Data entries
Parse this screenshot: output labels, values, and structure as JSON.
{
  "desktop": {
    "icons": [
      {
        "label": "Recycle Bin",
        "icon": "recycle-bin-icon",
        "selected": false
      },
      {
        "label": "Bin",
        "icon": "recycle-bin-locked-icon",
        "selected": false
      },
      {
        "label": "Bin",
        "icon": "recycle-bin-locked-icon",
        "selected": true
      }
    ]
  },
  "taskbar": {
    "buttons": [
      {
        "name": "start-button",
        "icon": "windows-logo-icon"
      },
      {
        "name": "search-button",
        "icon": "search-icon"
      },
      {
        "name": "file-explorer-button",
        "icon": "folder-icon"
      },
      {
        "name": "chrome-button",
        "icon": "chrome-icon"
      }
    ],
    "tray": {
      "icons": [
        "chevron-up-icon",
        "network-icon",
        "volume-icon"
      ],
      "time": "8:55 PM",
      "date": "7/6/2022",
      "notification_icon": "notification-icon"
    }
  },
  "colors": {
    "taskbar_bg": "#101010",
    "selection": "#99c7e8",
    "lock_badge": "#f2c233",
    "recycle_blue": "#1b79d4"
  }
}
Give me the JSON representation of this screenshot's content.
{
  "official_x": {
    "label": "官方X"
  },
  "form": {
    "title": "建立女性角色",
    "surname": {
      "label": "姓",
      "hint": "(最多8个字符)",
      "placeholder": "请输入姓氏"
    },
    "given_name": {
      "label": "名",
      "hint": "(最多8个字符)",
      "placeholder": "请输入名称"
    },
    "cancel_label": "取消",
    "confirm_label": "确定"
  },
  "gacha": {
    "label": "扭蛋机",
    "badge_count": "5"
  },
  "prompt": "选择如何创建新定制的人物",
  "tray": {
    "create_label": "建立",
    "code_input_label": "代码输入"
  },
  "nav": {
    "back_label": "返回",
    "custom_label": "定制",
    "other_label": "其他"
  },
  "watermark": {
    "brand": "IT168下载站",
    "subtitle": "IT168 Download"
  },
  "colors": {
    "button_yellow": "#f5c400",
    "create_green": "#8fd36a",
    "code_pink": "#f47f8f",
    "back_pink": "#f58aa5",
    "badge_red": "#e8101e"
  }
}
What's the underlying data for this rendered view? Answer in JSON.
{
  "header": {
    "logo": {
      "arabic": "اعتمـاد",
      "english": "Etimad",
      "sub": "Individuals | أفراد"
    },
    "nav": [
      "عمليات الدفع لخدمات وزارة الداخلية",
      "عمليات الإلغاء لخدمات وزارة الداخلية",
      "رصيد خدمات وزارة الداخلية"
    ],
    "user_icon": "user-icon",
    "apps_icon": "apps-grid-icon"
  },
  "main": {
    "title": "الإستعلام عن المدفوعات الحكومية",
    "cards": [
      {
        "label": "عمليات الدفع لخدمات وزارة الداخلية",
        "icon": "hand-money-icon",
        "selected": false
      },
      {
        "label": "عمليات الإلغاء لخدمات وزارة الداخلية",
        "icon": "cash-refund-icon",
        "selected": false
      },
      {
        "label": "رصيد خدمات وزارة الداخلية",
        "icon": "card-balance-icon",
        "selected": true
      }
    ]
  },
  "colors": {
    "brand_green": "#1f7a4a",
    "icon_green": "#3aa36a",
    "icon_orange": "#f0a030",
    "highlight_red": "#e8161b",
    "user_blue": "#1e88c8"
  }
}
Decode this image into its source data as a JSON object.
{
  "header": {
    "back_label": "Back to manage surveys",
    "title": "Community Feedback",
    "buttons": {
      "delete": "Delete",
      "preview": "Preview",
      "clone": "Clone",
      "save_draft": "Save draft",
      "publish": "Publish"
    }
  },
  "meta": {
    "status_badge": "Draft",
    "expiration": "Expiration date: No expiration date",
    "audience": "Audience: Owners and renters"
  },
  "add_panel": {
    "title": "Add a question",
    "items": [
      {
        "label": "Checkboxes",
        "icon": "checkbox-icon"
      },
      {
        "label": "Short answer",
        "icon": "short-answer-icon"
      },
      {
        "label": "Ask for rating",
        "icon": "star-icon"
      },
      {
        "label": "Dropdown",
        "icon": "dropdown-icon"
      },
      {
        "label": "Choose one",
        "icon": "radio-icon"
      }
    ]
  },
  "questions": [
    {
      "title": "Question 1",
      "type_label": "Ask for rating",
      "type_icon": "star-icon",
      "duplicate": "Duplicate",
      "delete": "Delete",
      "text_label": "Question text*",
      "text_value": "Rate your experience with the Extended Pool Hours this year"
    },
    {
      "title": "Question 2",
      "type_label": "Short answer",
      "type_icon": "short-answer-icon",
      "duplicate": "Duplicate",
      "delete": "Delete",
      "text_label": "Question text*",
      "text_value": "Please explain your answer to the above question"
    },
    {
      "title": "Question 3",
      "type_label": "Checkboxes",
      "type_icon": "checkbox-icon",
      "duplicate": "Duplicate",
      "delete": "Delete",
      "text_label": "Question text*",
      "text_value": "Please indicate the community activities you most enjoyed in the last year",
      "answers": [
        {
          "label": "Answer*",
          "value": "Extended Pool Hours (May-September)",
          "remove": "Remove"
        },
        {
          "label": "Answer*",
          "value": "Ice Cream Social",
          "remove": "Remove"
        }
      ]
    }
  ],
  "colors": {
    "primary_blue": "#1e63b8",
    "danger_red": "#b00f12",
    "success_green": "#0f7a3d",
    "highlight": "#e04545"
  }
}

THE REQUEST:
Take the entries above and transcribe them exactly.

WRITTEN ANSWER:
Parse this screenshot: output labels, values, and structure as JSON.
{
  "desktop": {
    "icons": [
      {
        "label": "Recycle Bin",
        "icon": "recycle-bin-icon",
        "selected": false
      },
      {
        "label": "Bin",
        "icon": "recycle-bin-locked-icon",
        "selected": false
      },
      {
        "label": "Bin",
        "icon": "recycle-bin-locked-icon",
        "selected": true
      }
    ]
  },
  "taskbar": {
    "buttons": [
      {
        "name": "start-button",
        "icon": "windows-logo-icon"
      },
      {
        "name": "search-button",
        "icon": "search-icon"
      },
      {
        "name": "file-explorer-button",
        "icon": "folder-icon"
      },
      {
        "name": "chrome-button",
        "icon": "chrome-icon"
      }
    ],
    "tray": {
      "icons": [
        "chevron-up-icon",
        "network-icon",
        "volume-icon"
      ],
      "time": "8:55 PM",
      "date": "7/6/2022",
      "notification_icon": "notification-icon"
    }
  },
  "colors": {
    "taskbar_bg": "#101010",
    "selection": "#99c7e8",
    "lock_badge": "#f2c233",
    "recycle_blue": "#1b79d4"
  }
}
Give me the JSON representation of this screenshot's content.
{
  "official_x": {
    "label": "官方X"
  },
  "form": {
    "title": "建立女性角色",
    "surname": {
      "label": "姓",
      "hint": "(最多8个字符)",
      "placeholder": "请输入姓氏"
    },
    "given_name": {
      "label": "名",
      "hint": "(最多8个字符)",
      "placeholder": "请输入名称"
    },
    "cancel_label": "取消",
    "confirm_label": "确定"
  },
  "gacha": {
    "label": "扭蛋机",
    "badge_count": "5"
  },
  "prompt": "选择如何创建新定制的人物",
  "tray": {
    "create_label": "建立",
    "code_input_label": "代码输入"
  },
  "nav": {
    "back_label": "返回",
    "custom_label": "定制",
    "other_label": "其他"
  },
  "watermark": {
    "brand": "IT168下载站",
    "subtitle": "IT168 Download"
  },
  "colors": {
    "button_yellow": "#f5c400",
    "create_green": "#8fd36a",
    "code_pink": "#f47f8f",
    "back_pink": "#f58aa5",
    "badge_red": "#e8101e"
  }
}
What's the underlying data for this rendered view? Answer in JSON.
{
  "header": {
    "logo": {
      "arabic": "اعتمـاد",
      "english": "Etimad",
      "sub": "Individuals | أفراد"
    },
    "nav": [
      "عمليات الدفع لخدمات وزارة الداخلية",
      "عمليات الإلغاء لخدمات وزارة الداخلية",
      "رصيد خدمات وزارة الداخلية"
    ],
    "user_icon": "user-icon",
    "apps_icon": "apps-grid-icon"
  },
  "main": {
    "title": "الإستعلام عن المدفوعات الحكومية",
    "cards": [
      {
        "label": "عمليات الدفع لخدمات وزارة الداخلية",
        "icon": "hand-money-icon",
        "selected": false
      },
      {
        "label": "عمليات الإلغاء لخدمات وزارة الداخلية",
        "icon": "cash-refund-icon",
        "selected": false
      },
      {
        "label": "رصيد خدمات وزارة الداخلية",
        "icon": "card-balance-icon",
        "selected": true
      }
    ]
  },
  "colors": {
    "brand_green": "#1f7a4a",
    "icon_green": "#3aa36a",
    "icon_orange": "#f0a030",
    "highlight_red": "#e8161b",
    "user_blue": "#1e88c8"
  }
}
Decode this image into its source data as a JSON object.
{
  "header": {
    "back_label": "Back to manage surveys",
    "title": "Community Feedback",
    "buttons": {
      "delete": "Delete",
      "preview": "Preview",
      "clone": "Clone",
      "save_draft": "Save draft",
      "publish": "Publish"
    }
  },
  "meta": {
    "status_badge": "Draft",
    "expiration": "Expiration date: No expiration date",
    "audience": "Audience: Owners and renters"
  },
  "add_panel": {
    "title": "Add a question",
    "items": [
      {
        "label": "Checkboxes",
        "icon": "checkbox-icon"
      },
      {
        "label": "Short answer",
        "icon": "short-answer-icon"
      },
      {
        "label": "Ask for rating",
        "icon": "star-icon"
      },
      {
        "label": "Dropdown",
        "icon": "dropdown-icon"
      },
      {
        "label": "Choose one",
        "icon": "radio-icon"
      }
    ]
  },
  "questions": [
    {
      "title": "Question 1",
      "type_label": "Ask for rating",
      "type_icon": "star-icon",
      "duplicate": "Duplicate",
      "delete": "Delete",
      "text_label": "Question text*",
      "text_value": "Rate your experience with the Extended Pool Hours this year"
    },
    {
      "title": "Question 2",
      "type_label": "Short answer",
      "type_icon": "short-answer-icon",
      "duplicate": "Duplicate",
      "delete": "Delete",
      "text_label": "Question text*",
      "text_value": "Please explain your answer to the above question"
    },
    {
      "title": "Question 3",
      "type_label": "Checkboxes",
      "type_icon": "checkbox-icon",
      "duplicate": "Duplicate",
      "delete": "Delete",
      "text_label": "Question text*",
      "text_value": "Please indicate the community activities you most enjoyed in the last year",
      "answers": [
        {
          "label": "Answer*",
          "value": "Extended Pool Hours (May-September)",
          "remove": "Remove"
        },
        {
          "label": "Answer*",
          "value": "Ice Cream Social",
          "remove": "Remove"
        }
      ]
    }
  ],
  "colors": {
    "primary_blue": "#1e63b8",
    "danger_red": "#b00f12",
    "success_green": "#0f7a3d",
    "highlight": "#e04545"
  }
}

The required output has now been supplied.